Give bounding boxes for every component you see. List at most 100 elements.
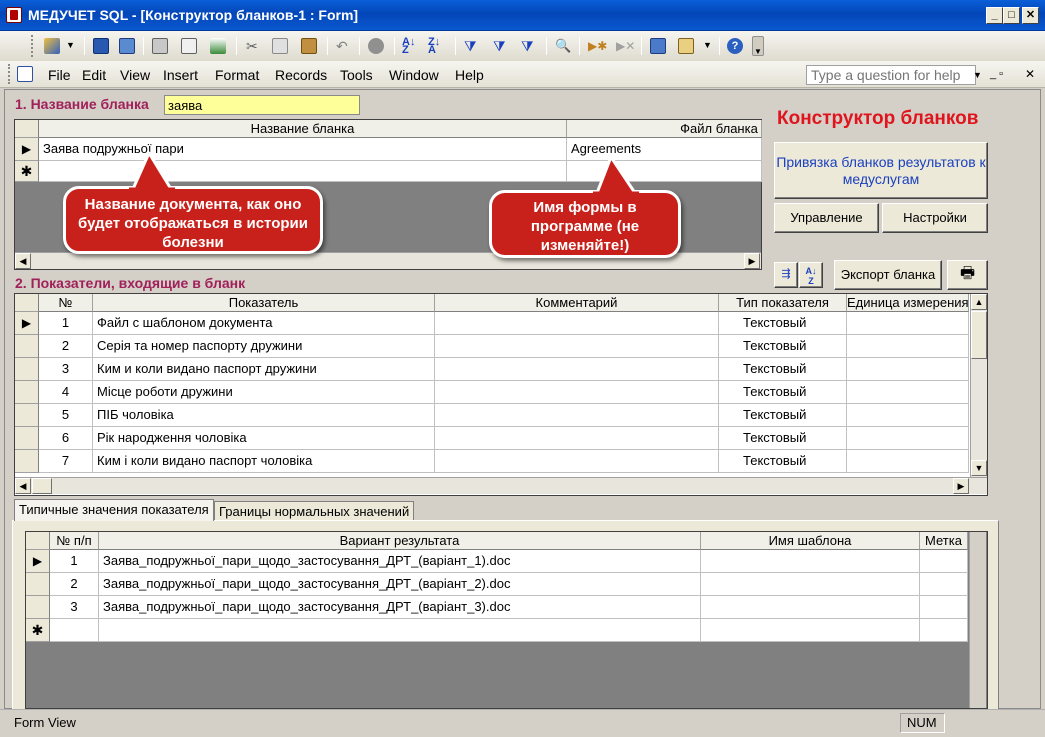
indicator-name-cell[interactable]: Файл с шаблоном документа [93, 312, 435, 335]
indicator-type-cell[interactable]: Текстовый [719, 335, 847, 358]
grid-corner[interactable] [26, 532, 50, 550]
indicator-comment-cell[interactable] [435, 404, 719, 427]
spelling-icon[interactable] [210, 38, 226, 54]
toolbar-grip[interactable] [31, 35, 34, 57]
database-window-icon[interactable] [650, 38, 666, 54]
indicator-name-cell[interactable]: Місце роботи дружини [93, 381, 435, 404]
scroll-right-icon[interactable]: ▶ [744, 253, 760, 269]
col-header-template-name[interactable]: Имя шаблона [701, 532, 920, 550]
export-form-button[interactable]: Экспорт бланка [834, 260, 942, 290]
indicator-type-cell[interactable]: Текстовый [719, 450, 847, 473]
cut-icon[interactable]: ✂ [246, 38, 262, 54]
indicator-comment-cell[interactable] [435, 358, 719, 381]
col-header-result-variant[interactable]: Вариант результата [99, 532, 701, 550]
indicator-comment-cell[interactable] [435, 381, 719, 404]
tab-typical-values[interactable]: Типичные значения показателя [14, 499, 214, 521]
menu-help[interactable]: Help [455, 67, 484, 83]
indicator-unit-cell[interactable] [847, 450, 969, 473]
delete-record-icon[interactable]: ▶✕ [616, 38, 635, 54]
apply-filter-icon[interactable]: ⧩ [521, 38, 537, 54]
close-button[interactable]: ✕ [1022, 7, 1039, 24]
indicator-unit-cell[interactable] [847, 404, 969, 427]
col-header-unit[interactable]: Единица измерения [847, 294, 969, 312]
result-mark-cell[interactable] [920, 596, 968, 619]
sort-descending-icon[interactable]: Z↓ A [428, 37, 444, 56]
filter-by-selection-icon[interactable]: ⧩ [464, 38, 480, 54]
new-row-cell[interactable] [920, 619, 968, 642]
menu-window[interactable]: Window [389, 67, 439, 83]
toolbar-options-icon[interactable]: ▼ [752, 36, 764, 56]
find-icon[interactable]: 🔍 [555, 38, 571, 54]
result-mark-cell[interactable] [920, 550, 968, 573]
col-header-indicator[interactable]: Показатель [93, 294, 435, 312]
result-template-cell[interactable] [701, 573, 920, 596]
indicator-unit-cell[interactable] [847, 381, 969, 404]
indicator-name-cell[interactable]: ПІБ чоловіка [93, 404, 435, 427]
record-selector[interactable] [15, 381, 39, 404]
menu-insert[interactable]: Insert [163, 67, 198, 83]
record-selector[interactable] [15, 427, 39, 450]
record-selector[interactable] [15, 450, 39, 473]
indicator-n-cell[interactable]: 3 [39, 358, 93, 381]
record-selector-current[interactable]: ▶ [26, 550, 50, 573]
indicator-unit-cell[interactable] [847, 358, 969, 381]
undo-icon[interactable]: ↶ [336, 38, 352, 54]
close-doc-icon[interactable]: ✕ [1025, 67, 1035, 81]
menu-records[interactable]: Records [275, 67, 327, 83]
record-selector[interactable] [15, 335, 39, 358]
indicator-comment-cell[interactable] [435, 335, 719, 358]
scroll-thumb[interactable] [971, 311, 987, 359]
form-icon[interactable] [17, 66, 33, 82]
result-n-cell[interactable]: 2 [50, 573, 99, 596]
horizontal-scrollbar[interactable]: ◀ ▶ [15, 477, 987, 494]
scroll-thumb[interactable] [32, 478, 52, 494]
indicator-type-cell[interactable]: Текстовый [719, 404, 847, 427]
indicator-type-cell[interactable]: Текстовый [719, 312, 847, 335]
settings-button[interactable]: Настройки [882, 203, 988, 233]
col-header-type[interactable]: Тип показателя [719, 294, 847, 312]
bind-forms-button[interactable]: Привязка бланков результатов к медуслуга… [774, 142, 988, 199]
indicator-type-cell[interactable]: Текстовый [719, 427, 847, 450]
save-icon[interactable] [93, 38, 109, 54]
field-list-icon[interactable]: ⇶ [774, 262, 798, 288]
record-selector[interactable] [26, 573, 50, 596]
maximize-button[interactable]: □ [1003, 7, 1020, 24]
indicator-comment-cell[interactable] [435, 312, 719, 335]
col-header-mark[interactable]: Метка [920, 532, 968, 550]
copy-icon[interactable] [272, 38, 288, 54]
sort-icon[interactable]: A↓ Z [799, 262, 823, 288]
tab-normal-ranges[interactable]: Границы нормальных значений [214, 501, 415, 521]
paste-icon[interactable] [301, 38, 317, 54]
indicator-comment-cell[interactable] [435, 450, 719, 473]
result-variant-cell[interactable]: Заява_подружньої_пари_щодо_застосування_… [99, 596, 701, 619]
record-selector[interactable] [15, 358, 39, 381]
menu-edit[interactable]: Edit [82, 67, 106, 83]
col-header-form-file[interactable]: Файл бланка [567, 120, 762, 138]
minimize-button[interactable]: _ [986, 7, 1003, 24]
scroll-right-icon[interactable]: ▶ [953, 478, 969, 494]
new-row-cell[interactable] [701, 619, 920, 642]
indicator-n-cell[interactable]: 5 [39, 404, 93, 427]
menu-view[interactable]: View [120, 67, 150, 83]
menu-tools[interactable]: Tools [340, 67, 373, 83]
help-dropdown-icon[interactable]: ▼ [973, 70, 982, 80]
new-row-cell[interactable] [39, 161, 567, 182]
search-file-icon[interactable] [119, 38, 135, 54]
app-icon[interactable] [6, 7, 22, 23]
result-mark-cell[interactable] [920, 573, 968, 596]
col-header-row-number[interactable]: № п/п [50, 532, 99, 550]
new-record-marker[interactable]: ✱ [26, 619, 50, 642]
new-record-marker[interactable]: ✱ [15, 161, 39, 182]
grid-corner[interactable] [15, 120, 39, 138]
indicator-n-cell[interactable]: 2 [39, 335, 93, 358]
print-icon[interactable] [152, 38, 168, 54]
col-header-comment[interactable]: Комментарий [435, 294, 719, 312]
result-template-cell[interactable] [701, 550, 920, 573]
manage-button[interactable]: Управление [774, 203, 879, 233]
filter-by-form-icon[interactable]: ⧩ [493, 38, 509, 54]
result-template-cell[interactable] [701, 596, 920, 619]
indicator-unit-cell[interactable] [847, 335, 969, 358]
result-variant-cell[interactable]: Заява_подружньої_пари_щодо_застосування_… [99, 550, 701, 573]
scroll-left-icon[interactable]: ◀ [15, 478, 31, 494]
record-selector[interactable] [15, 404, 39, 427]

(REQUIREMENTS):
Which lines above contain the string "Файл"? Gather every one of them.

(FINAL RESULT):
indicator-name-cell[interactable]: Файл с шаблоном документа [93, 312, 435, 335]
col-header-form-file[interactable]: Файл бланка [567, 120, 762, 138]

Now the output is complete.